BRIEF »
Using the data beneath, show every line that includes the word "ffffff".

Extracts from a graphics dataset:
"""
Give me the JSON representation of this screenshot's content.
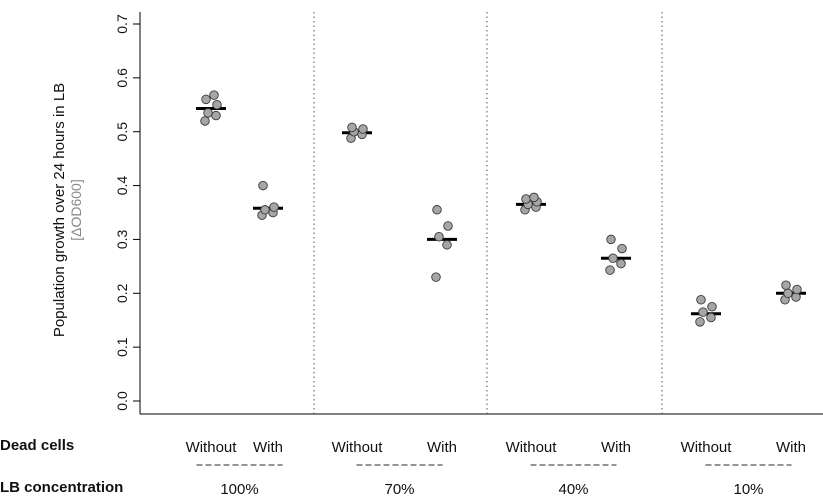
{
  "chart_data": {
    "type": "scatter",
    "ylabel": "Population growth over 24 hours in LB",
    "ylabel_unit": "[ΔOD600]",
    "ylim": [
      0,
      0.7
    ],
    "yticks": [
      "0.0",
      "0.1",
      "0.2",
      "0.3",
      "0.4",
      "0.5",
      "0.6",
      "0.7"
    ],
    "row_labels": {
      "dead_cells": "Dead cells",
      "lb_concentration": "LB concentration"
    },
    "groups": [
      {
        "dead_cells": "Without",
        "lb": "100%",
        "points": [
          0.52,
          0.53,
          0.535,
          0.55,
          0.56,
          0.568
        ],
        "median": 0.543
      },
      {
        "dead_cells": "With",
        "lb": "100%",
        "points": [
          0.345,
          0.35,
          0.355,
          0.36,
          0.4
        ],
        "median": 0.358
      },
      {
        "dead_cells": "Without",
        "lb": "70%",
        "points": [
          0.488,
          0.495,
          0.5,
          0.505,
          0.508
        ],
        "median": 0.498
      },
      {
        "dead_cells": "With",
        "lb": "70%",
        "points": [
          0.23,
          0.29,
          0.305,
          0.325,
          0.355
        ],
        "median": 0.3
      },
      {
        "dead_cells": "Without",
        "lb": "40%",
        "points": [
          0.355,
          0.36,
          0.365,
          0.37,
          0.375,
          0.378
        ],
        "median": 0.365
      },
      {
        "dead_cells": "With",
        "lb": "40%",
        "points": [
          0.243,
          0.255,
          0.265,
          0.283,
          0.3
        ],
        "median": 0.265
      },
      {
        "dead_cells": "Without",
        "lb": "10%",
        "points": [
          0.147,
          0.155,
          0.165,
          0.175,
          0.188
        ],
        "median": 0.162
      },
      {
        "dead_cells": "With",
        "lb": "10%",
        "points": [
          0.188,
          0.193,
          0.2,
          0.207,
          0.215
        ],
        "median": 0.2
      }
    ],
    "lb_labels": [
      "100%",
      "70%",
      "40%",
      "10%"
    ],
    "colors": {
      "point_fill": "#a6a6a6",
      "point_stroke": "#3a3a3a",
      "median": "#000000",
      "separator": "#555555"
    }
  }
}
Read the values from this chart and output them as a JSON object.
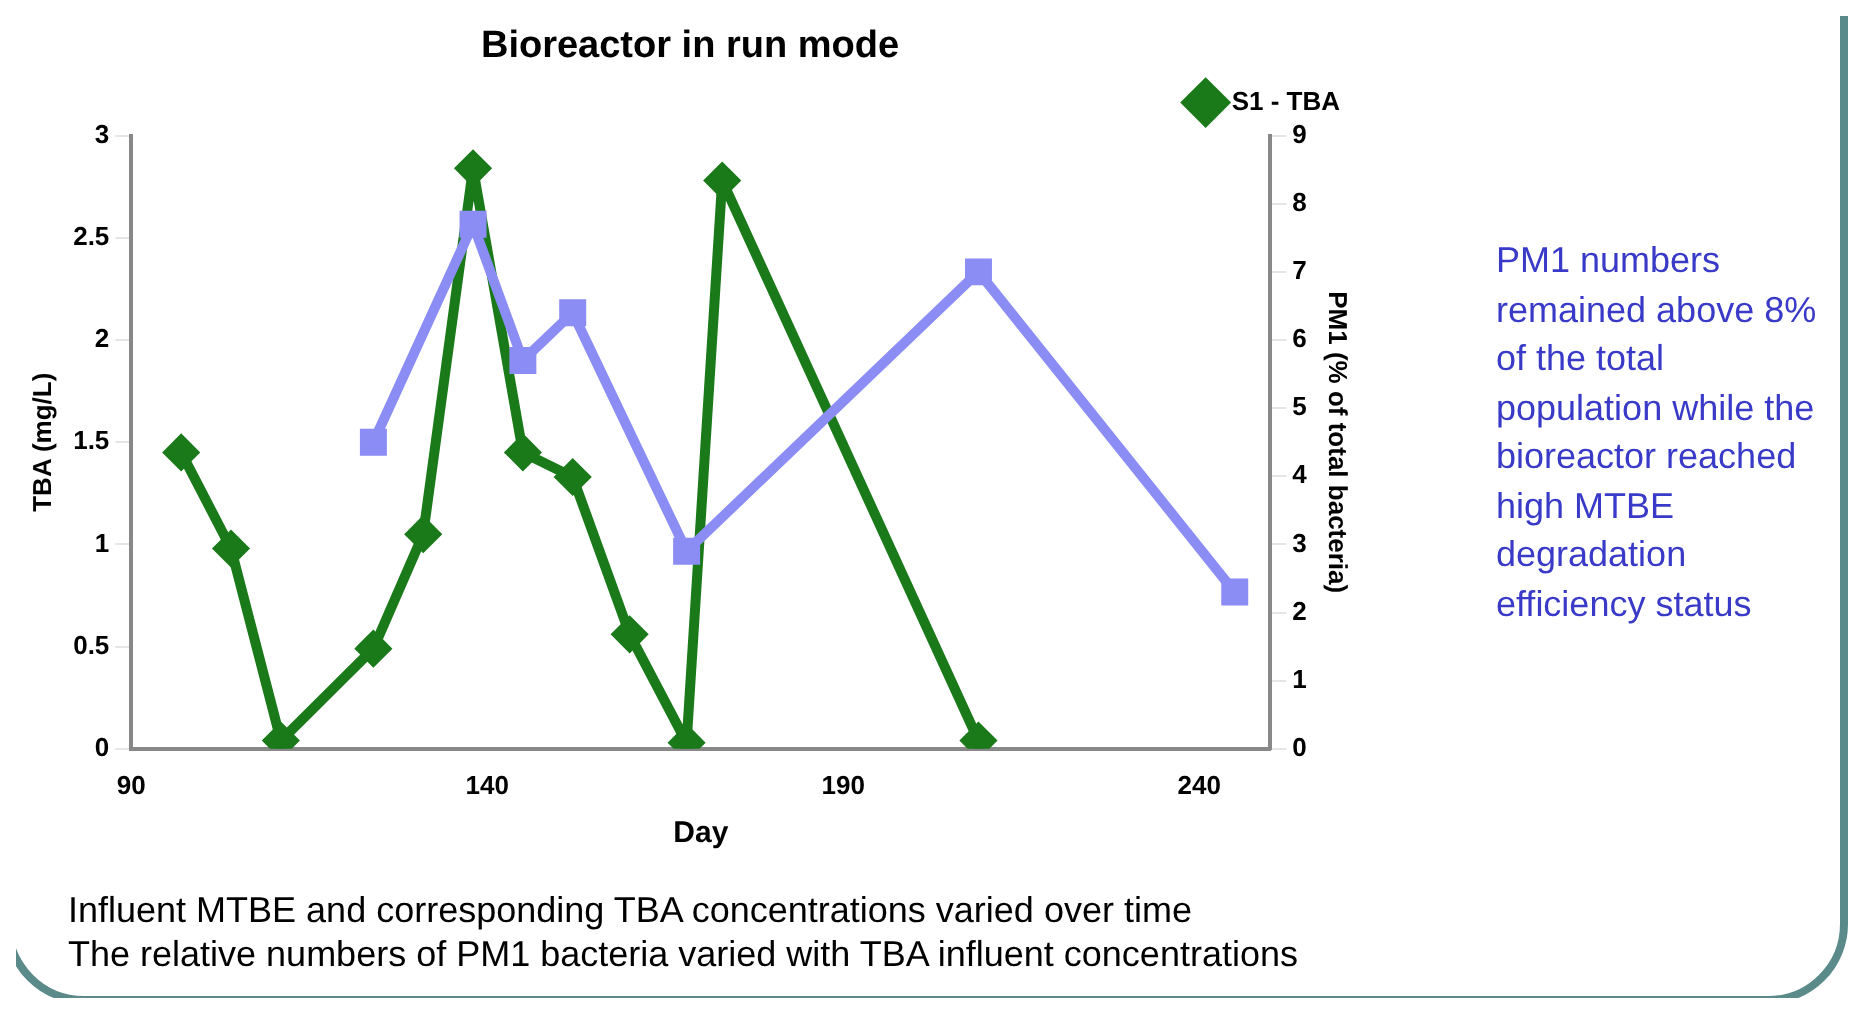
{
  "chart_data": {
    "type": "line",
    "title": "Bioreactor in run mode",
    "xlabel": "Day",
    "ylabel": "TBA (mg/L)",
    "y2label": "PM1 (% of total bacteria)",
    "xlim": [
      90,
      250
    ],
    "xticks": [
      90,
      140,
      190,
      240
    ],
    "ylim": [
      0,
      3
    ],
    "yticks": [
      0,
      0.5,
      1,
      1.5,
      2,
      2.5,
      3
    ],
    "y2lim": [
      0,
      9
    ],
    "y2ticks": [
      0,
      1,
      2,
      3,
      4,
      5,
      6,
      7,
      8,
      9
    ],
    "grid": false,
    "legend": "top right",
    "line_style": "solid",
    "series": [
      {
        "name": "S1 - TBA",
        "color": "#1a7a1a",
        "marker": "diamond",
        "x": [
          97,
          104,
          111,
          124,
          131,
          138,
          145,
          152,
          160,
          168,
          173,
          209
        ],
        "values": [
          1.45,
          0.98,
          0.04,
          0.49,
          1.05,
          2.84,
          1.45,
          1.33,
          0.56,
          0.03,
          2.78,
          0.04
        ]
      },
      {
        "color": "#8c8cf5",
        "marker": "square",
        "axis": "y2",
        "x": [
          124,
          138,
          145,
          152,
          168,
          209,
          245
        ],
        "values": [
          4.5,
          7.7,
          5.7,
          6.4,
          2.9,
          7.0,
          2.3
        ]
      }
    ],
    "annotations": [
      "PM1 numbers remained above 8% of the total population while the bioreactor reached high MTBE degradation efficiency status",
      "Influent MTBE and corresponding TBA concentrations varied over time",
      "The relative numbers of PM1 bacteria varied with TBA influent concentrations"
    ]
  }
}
"""
"""
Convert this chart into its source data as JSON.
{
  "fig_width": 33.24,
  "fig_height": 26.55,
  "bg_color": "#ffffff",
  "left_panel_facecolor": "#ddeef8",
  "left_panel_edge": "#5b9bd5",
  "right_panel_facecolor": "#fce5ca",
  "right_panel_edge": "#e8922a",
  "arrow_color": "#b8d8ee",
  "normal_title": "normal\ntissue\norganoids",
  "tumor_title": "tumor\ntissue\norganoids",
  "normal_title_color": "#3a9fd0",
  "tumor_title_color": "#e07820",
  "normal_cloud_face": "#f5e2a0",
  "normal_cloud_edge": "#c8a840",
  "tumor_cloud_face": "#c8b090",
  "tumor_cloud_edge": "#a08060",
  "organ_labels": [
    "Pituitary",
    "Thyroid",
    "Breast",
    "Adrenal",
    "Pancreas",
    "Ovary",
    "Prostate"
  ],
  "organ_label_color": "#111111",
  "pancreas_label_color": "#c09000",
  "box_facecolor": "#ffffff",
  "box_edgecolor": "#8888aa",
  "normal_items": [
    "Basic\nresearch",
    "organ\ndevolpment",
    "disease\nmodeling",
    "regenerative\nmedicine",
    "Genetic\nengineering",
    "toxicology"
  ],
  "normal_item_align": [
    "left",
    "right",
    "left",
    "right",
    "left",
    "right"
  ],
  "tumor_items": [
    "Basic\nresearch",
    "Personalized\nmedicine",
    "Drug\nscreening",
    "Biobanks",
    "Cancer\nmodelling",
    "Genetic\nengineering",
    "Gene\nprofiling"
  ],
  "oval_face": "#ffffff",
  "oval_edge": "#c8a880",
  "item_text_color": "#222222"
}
"""
EXERCISE ANSWER »
  "bg_color": "#ffffff",
  "box_facecolor": "#ffffff",
  "oval_face": "#ffffff",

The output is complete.